### [Job]
Give the material again in full, matching it exactly.

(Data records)

%%

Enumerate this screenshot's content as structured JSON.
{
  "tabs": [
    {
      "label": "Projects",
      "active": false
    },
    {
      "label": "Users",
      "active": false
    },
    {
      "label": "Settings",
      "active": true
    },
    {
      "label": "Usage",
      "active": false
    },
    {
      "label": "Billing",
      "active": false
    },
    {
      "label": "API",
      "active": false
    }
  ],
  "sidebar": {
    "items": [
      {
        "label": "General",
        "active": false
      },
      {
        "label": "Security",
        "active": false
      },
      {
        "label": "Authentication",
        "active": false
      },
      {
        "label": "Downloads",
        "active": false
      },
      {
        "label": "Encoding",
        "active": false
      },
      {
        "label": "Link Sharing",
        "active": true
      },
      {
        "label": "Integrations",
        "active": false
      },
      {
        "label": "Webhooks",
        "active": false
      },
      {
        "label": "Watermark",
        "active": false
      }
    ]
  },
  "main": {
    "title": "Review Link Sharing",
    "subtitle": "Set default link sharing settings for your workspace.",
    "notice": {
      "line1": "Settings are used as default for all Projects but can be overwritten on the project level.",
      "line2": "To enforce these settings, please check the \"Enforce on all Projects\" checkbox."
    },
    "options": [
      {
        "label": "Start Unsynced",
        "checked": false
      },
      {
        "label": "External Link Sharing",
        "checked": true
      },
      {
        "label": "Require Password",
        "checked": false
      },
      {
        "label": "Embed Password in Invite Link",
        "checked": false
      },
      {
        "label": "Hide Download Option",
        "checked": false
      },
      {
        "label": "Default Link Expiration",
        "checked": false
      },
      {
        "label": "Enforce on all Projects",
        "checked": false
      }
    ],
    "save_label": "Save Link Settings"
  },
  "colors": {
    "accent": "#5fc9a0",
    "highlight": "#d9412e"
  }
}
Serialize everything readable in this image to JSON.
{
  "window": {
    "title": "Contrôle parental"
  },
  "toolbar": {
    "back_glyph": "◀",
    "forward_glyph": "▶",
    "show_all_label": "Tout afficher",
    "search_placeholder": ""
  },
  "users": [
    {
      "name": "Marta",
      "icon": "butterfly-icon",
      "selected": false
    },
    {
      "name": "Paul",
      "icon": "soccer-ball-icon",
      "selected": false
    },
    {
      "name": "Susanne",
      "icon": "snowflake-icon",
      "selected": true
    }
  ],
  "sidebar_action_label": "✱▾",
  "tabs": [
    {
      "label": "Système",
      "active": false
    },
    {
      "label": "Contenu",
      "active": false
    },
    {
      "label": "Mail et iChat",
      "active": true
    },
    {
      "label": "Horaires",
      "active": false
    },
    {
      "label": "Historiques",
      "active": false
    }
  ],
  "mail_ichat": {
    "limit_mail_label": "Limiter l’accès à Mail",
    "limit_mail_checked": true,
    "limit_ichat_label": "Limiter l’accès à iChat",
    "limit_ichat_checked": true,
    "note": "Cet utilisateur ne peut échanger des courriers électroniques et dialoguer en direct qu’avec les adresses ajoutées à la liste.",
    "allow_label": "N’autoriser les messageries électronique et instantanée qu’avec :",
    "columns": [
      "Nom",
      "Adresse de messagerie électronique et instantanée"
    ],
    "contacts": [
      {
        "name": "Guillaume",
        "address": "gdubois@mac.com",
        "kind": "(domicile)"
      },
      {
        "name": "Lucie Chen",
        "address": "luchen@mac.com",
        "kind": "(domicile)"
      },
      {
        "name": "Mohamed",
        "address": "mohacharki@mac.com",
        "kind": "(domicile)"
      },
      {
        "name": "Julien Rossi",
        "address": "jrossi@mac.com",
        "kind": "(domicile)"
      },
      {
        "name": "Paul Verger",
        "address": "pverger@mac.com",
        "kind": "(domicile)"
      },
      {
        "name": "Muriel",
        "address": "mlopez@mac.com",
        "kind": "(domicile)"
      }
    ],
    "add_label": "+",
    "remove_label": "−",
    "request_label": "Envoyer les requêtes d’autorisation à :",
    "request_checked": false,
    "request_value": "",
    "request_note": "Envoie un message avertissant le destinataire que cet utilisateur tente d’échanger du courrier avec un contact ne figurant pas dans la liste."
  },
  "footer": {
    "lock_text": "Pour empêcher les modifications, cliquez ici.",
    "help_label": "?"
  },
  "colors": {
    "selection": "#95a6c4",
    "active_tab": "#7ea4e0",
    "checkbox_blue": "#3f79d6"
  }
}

%%

### [Full solution]
Enumerate this screenshot's content as structured JSON.
{
  "tabs": [
    {
      "label": "Projects",
      "active": false
    },
    {
      "label": "Users",
      "active": false
    },
    {
      "label": "Settings",
      "active": true
    },
    {
      "label": "Usage",
      "active": false
    },
    {
      "label": "Billing",
      "active": false
    },
    {
      "label": "API",
      "active": false
    }
  ],
  "sidebar": {
    "items": [
      {
        "label": "General",
        "active": false
      },
      {
        "label": "Security",
        "active": false
      },
      {
        "label": "Authentication",
        "active": false
      },
      {
        "label": "Downloads",
        "active": false
      },
      {
        "label": "Encoding",
        "active": false
      },
      {
        "label": "Link Sharing",
        "active": true
      },
      {
        "label": "Integrations",
        "active": false
      },
      {
        "label": "Webhooks",
        "active": false
      },
      {
        "label": "Watermark",
        "active": false
      }
    ]
  },
  "main": {
    "title": "Review Link Sharing",
    "subtitle": "Set default link sharing settings for your workspace.",
    "notice": {
      "line1": "Settings are used as default for all Projects but can be overwritten on the project level.",
      "line2": "To enforce these settings, please check the \"Enforce on all Projects\" checkbox."
    },
    "options": [
      {
        "label": "Start Unsynced",
        "checked": false
      },
      {
        "label": "External Link Sharing",
        "checked": true
      },
      {
        "label": "Require Password",
        "checked": false
      },
      {
        "label": "Embed Password in Invite Link",
        "checked": false
      },
      {
        "label": "Hide Download Option",
        "checked": false
      },
      {
        "label": "Default Link Expiration",
        "checked": false
      },
      {
        "label": "Enforce on all Projects",
        "checked": false
      }
    ],
    "save_label": "Save Link Settings"
  },
  "colors": {
    "accent": "#5fc9a0",
    "highlight": "#d9412e"
  }
}
Serialize everything readable in this image to JSON.
{
  "window": {
    "title": "Contrôle parental"
  },
  "toolbar": {
    "back_glyph": "◀",
    "forward_glyph": "▶",
    "show_all_label": "Tout afficher",
    "search_placeholder": ""
  },
  "users": [
    {
      "name": "Marta",
      "icon": "butterfly-icon",
      "selected": false
    },
    {
      "name": "Paul",
      "icon": "soccer-ball-icon",
      "selected": false
    },
    {
      "name": "Susanne",
      "icon": "snowflake-icon",
      "selected": true
    }
  ],
  "sidebar_action_label": "✱▾",
  "tabs": [
    {
      "label": "Système",
      "active": false
    },
    {
      "label": "Contenu",
      "active": false
    },
    {
      "label": "Mail et iChat",
      "active": true
    },
    {
      "label": "Horaires",
      "active": false
    },
    {
      "label": "Historiques",
      "active": false
    }
  ],
  "mail_ichat": {
    "limit_mail_label": "Limiter l’accès à Mail",
    "limit_mail_checked": true,
    "limit_ichat_label": "Limiter l’accès à iChat",
    "limit_ichat_checked": true,
    "note": "Cet utilisateur ne peut échanger des courriers électroniques et dialoguer en direct qu’avec les adresses ajoutées à la liste.",
    "allow_label": "N’autoriser les messageries électronique et instantanée qu’avec :",
    "columns": [
      "Nom",
      "Adresse de messagerie électronique et instantanée"
    ],
    "contacts": [
      {
        "name": "Guillaume",
        "address": "gdubois@mac.com",
        "kind": "(domicile)"
      },
      {
        "name": "Lucie Chen",
        "address": "luchen@mac.com",
        "kind": "(domicile)"
      },
      {
        "name": "Mohamed",
        "address": "mohacharki@mac.com",
        "kind": "(domicile)"
      },
      {
        "name": "Julien Rossi",
        "address": "jrossi@mac.com",
        "kind": "(domicile)"
      },
      {
        "name": "Paul Verger",
        "address": "pverger@mac.com",
        "kind": "(domicile)"
      },
      {
        "name": "Muriel",
        "address": "mlopez@mac.com",
        "kind": "(domicile)"
      }
    ],
    "add_label": "+",
    "remove_label": "−",
    "request_label": "Envoyer les requêtes d’autorisation à :",
    "request_checked": false,
    "request_value": "",
    "request_note": "Envoie un message avertissant le destinataire que cet utilisateur tente d’échanger du courrier avec un contact ne figurant pas dans la liste."
  },
  "footer": {
    "lock_text": "Pour empêcher les modifications, cliquez ici.",
    "help_label": "?"
  },
  "colors": {
    "selection": "#95a6c4",
    "active_tab": "#7ea4e0",
    "checkbox_blue": "#3f79d6"
  }
}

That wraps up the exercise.